TASK DESCRIPTION: Copy all the entries below exactly, but not the pictures.

RECORDS SHOWN:

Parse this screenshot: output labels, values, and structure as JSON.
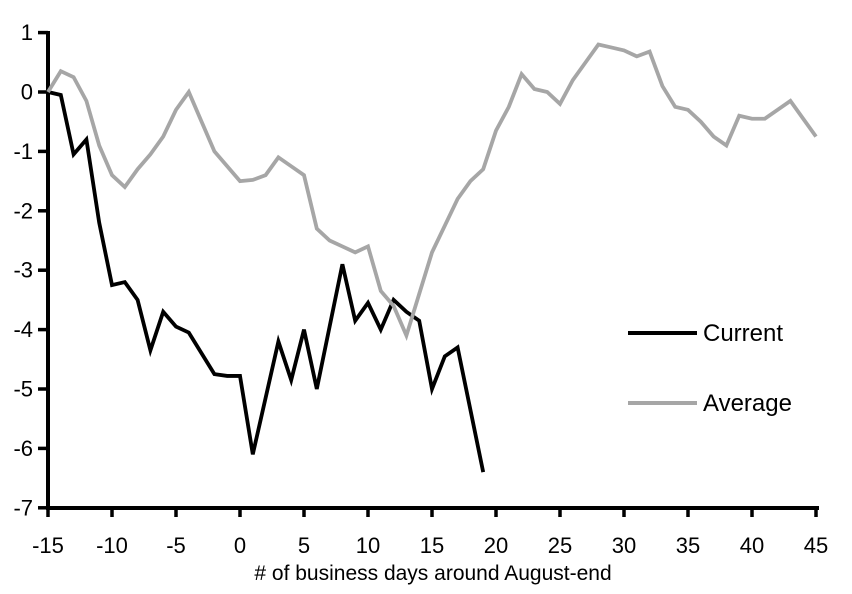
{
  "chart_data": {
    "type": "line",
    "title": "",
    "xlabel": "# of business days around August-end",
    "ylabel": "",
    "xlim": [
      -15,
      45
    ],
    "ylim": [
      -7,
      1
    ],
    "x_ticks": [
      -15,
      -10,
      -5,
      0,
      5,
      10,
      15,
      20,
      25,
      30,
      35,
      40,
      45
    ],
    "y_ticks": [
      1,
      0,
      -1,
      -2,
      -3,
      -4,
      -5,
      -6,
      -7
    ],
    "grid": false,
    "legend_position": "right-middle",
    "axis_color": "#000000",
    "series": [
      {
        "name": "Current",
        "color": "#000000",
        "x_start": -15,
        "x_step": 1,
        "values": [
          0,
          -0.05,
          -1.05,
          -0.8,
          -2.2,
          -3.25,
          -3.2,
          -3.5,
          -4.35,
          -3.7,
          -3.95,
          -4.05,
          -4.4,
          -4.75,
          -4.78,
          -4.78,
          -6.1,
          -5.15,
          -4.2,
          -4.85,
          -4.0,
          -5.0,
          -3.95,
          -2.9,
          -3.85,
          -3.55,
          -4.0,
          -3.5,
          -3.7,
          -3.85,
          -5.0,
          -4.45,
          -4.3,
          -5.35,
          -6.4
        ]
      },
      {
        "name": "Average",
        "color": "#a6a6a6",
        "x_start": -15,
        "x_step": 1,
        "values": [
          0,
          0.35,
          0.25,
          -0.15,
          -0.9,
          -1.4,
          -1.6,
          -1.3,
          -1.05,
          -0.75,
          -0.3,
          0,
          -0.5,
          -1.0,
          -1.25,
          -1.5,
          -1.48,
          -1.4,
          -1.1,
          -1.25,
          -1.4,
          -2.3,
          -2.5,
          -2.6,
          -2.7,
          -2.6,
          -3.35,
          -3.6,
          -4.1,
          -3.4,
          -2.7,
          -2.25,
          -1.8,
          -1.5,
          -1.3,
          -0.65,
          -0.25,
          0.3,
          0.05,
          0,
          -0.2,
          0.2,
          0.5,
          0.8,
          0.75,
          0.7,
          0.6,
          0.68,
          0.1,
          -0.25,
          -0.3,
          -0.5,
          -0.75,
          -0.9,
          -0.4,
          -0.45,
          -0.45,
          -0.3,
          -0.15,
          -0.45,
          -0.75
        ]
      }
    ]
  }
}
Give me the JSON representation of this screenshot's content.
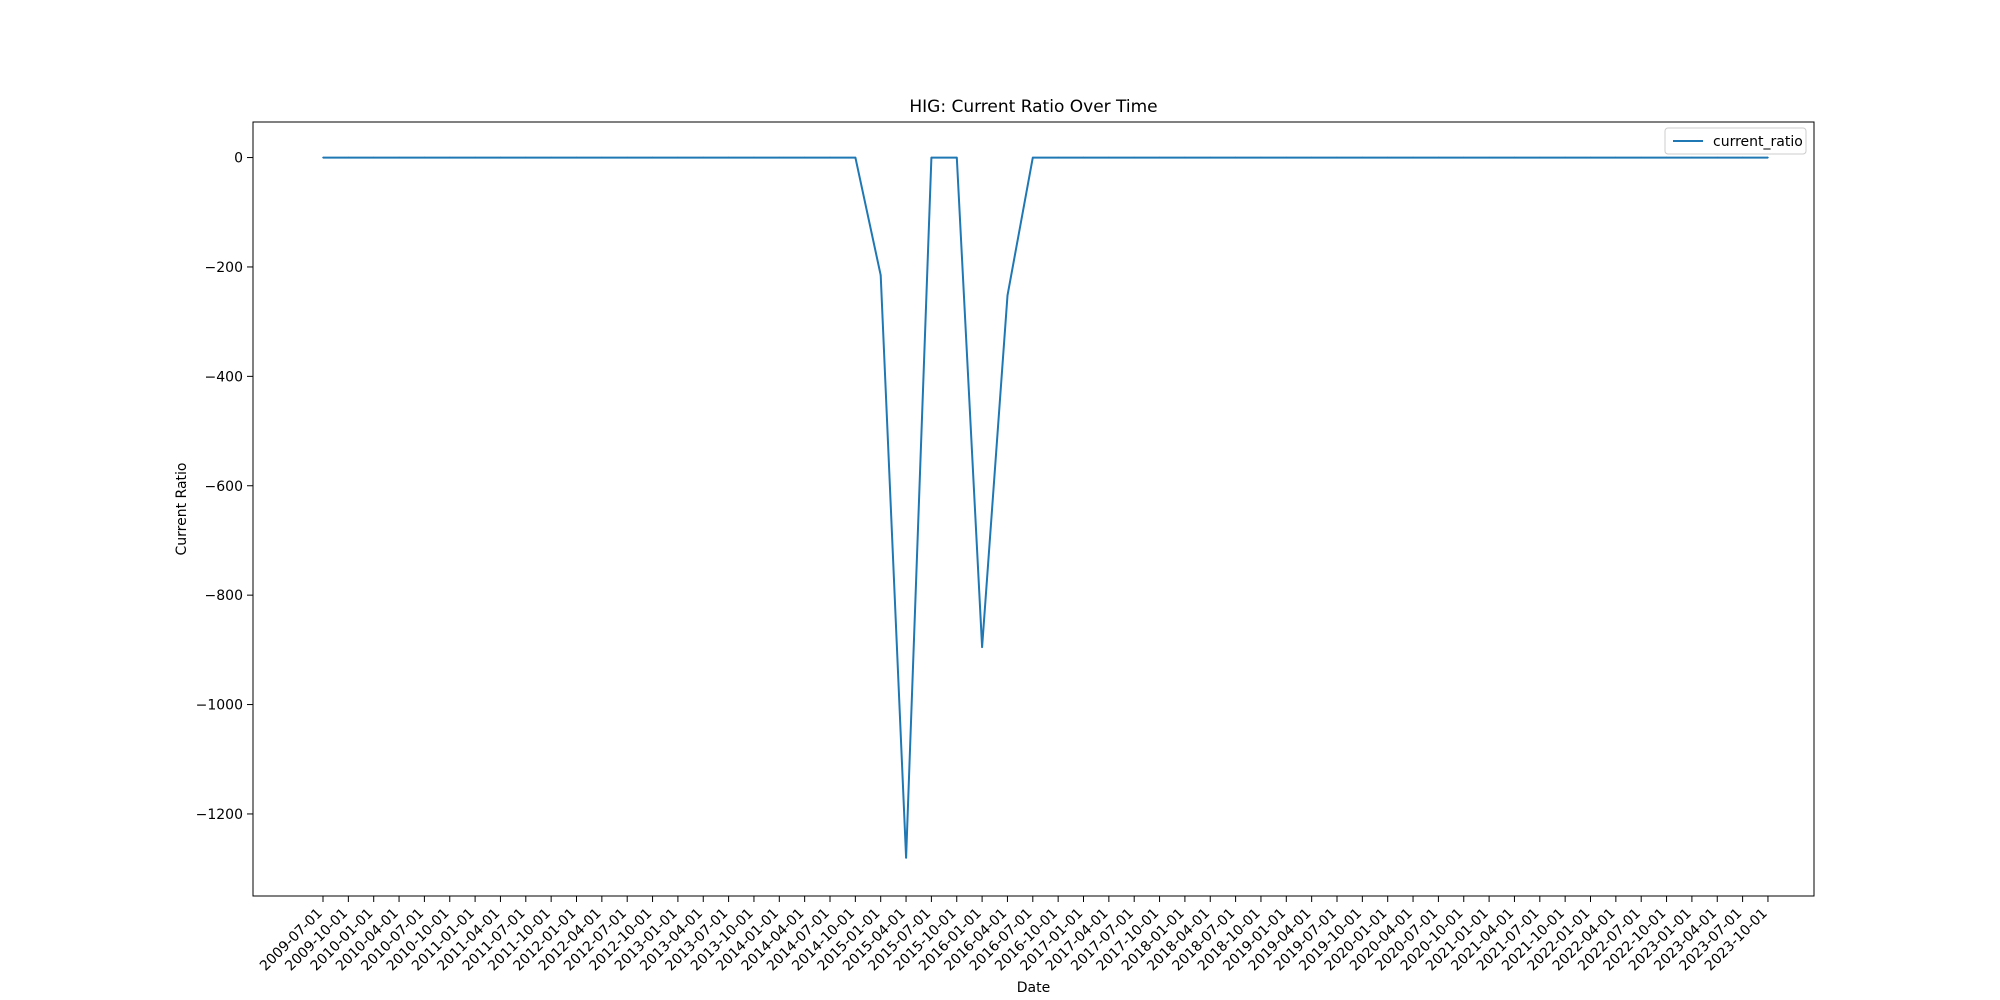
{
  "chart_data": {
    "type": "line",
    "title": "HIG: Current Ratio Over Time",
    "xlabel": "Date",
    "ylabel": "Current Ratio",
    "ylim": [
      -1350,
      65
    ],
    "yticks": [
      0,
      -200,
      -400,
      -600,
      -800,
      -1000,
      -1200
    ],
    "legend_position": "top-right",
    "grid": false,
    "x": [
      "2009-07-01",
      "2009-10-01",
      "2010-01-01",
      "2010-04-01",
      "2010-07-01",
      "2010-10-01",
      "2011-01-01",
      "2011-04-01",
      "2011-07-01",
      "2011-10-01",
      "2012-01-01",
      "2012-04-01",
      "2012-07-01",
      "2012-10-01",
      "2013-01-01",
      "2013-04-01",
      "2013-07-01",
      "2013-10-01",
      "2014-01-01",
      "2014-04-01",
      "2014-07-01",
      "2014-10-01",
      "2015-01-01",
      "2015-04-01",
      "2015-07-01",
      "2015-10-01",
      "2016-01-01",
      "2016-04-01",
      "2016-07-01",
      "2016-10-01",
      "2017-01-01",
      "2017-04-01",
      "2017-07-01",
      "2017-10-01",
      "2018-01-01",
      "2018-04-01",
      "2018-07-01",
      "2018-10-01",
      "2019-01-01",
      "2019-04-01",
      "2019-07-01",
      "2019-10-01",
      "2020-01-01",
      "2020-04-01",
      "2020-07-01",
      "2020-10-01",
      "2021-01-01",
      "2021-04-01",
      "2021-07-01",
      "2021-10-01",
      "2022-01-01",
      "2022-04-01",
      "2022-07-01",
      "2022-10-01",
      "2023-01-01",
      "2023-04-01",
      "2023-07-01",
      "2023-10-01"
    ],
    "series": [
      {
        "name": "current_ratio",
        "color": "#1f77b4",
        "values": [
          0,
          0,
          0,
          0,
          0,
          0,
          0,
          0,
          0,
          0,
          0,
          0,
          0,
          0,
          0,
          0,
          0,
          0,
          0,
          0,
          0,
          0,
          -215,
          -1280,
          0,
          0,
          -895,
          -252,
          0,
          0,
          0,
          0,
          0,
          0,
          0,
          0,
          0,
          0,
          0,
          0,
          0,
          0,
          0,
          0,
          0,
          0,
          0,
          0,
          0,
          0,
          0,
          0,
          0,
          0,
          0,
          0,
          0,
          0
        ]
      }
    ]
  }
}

ANSWER BELOW:
Parse this screenshot: output labels, values, and structure as JSON.
{
  "chart_data": {
    "type": "line",
    "title": "",
    "xlabel": "# of business days around August-end",
    "ylabel": "",
    "xlim": [
      -15,
      45
    ],
    "ylim": [
      -7,
      1
    ],
    "x_ticks": [
      -15,
      -10,
      -5,
      0,
      5,
      10,
      15,
      20,
      25,
      30,
      35,
      40,
      45
    ],
    "y_ticks": [
      1,
      0,
      -1,
      -2,
      -3,
      -4,
      -5,
      -6,
      -7
    ],
    "grid": false,
    "legend_position": "right-middle",
    "axis_color": "#000000",
    "series": [
      {
        "name": "Current",
        "color": "#000000",
        "x_start": -15,
        "x_step": 1,
        "values": [
          0,
          -0.05,
          -1.05,
          -0.8,
          -2.2,
          -3.25,
          -3.2,
          -3.5,
          -4.35,
          -3.7,
          -3.95,
          -4.05,
          -4.4,
          -4.75,
          -4.78,
          -4.78,
          -6.1,
          -5.15,
          -4.2,
          -4.85,
          -4.0,
          -5.0,
          -3.95,
          -2.9,
          -3.85,
          -3.55,
          -4.0,
          -3.5,
          -3.7,
          -3.85,
          -5.0,
          -4.45,
          -4.3,
          -5.35,
          -6.4
        ]
      },
      {
        "name": "Average",
        "color": "#a6a6a6",
        "x_start": -15,
        "x_step": 1,
        "values": [
          0,
          0.35,
          0.25,
          -0.15,
          -0.9,
          -1.4,
          -1.6,
          -1.3,
          -1.05,
          -0.75,
          -0.3,
          0,
          -0.5,
          -1.0,
          -1.25,
          -1.5,
          -1.48,
          -1.4,
          -1.1,
          -1.25,
          -1.4,
          -2.3,
          -2.5,
          -2.6,
          -2.7,
          -2.6,
          -3.35,
          -3.6,
          -4.1,
          -3.4,
          -2.7,
          -2.25,
          -1.8,
          -1.5,
          -1.3,
          -0.65,
          -0.25,
          0.3,
          0.05,
          0,
          -0.2,
          0.2,
          0.5,
          0.8,
          0.75,
          0.7,
          0.6,
          0.68,
          0.1,
          -0.25,
          -0.3,
          -0.5,
          -0.75,
          -0.9,
          -0.4,
          -0.45,
          -0.45,
          -0.3,
          -0.15,
          -0.45,
          -0.75
        ]
      }
    ]
  }
}
Give me the JSON representation of this screenshot's content.
{
  "chart_data": {
    "type": "line",
    "title": "HIG: Current Ratio Over Time",
    "xlabel": "Date",
    "ylabel": "Current Ratio",
    "ylim": [
      -1350,
      65
    ],
    "yticks": [
      0,
      -200,
      -400,
      -600,
      -800,
      -1000,
      -1200
    ],
    "legend_position": "top-right",
    "grid": false,
    "x": [
      "2009-07-01",
      "2009-10-01",
      "2010-01-01",
      "2010-04-01",
      "2010-07-01",
      "2010-10-01",
      "2011-01-01",
      "2011-04-01",
      "2011-07-01",
      "2011-10-01",
      "2012-01-01",
      "2012-04-01",
      "2012-07-01",
      "2012-10-01",
      "2013-01-01",
      "2013-04-01",
      "2013-07-01",
      "2013-10-01",
      "2014-01-01",
      "2014-04-01",
      "2014-07-01",
      "2014-10-01",
      "2015-01-01",
      "2015-04-01",
      "2015-07-01",
      "2015-10-01",
      "2016-01-01",
      "2016-04-01",
      "2016-07-01",
      "2016-10-01",
      "2017-01-01",
      "2017-04-01",
      "2017-07-01",
      "2017-10-01",
      "2018-01-01",
      "2018-04-01",
      "2018-07-01",
      "2018-10-01",
      "2019-01-01",
      "2019-04-01",
      "2019-07-01",
      "2019-10-01",
      "2020-01-01",
      "2020-04-01",
      "2020-07-01",
      "2020-10-01",
      "2021-01-01",
      "2021-04-01",
      "2021-07-01",
      "2021-10-01",
      "2022-01-01",
      "2022-04-01",
      "2022-07-01",
      "2022-10-01",
      "2023-01-01",
      "2023-04-01",
      "2023-07-01",
      "2023-10-01"
    ],
    "series": [
      {
        "name": "current_ratio",
        "color": "#1f77b4",
        "values": [
          0,
          0,
          0,
          0,
          0,
          0,
          0,
          0,
          0,
          0,
          0,
          0,
          0,
          0,
          0,
          0,
          0,
          0,
          0,
          0,
          0,
          0,
          -215,
          -1280,
          0,
          0,
          -895,
          -252,
          0,
          0,
          0,
          0,
          0,
          0,
          0,
          0,
          0,
          0,
          0,
          0,
          0,
          0,
          0,
          0,
          0,
          0,
          0,
          0,
          0,
          0,
          0,
          0,
          0,
          0,
          0,
          0,
          0,
          0
        ]
      }
    ]
  }
}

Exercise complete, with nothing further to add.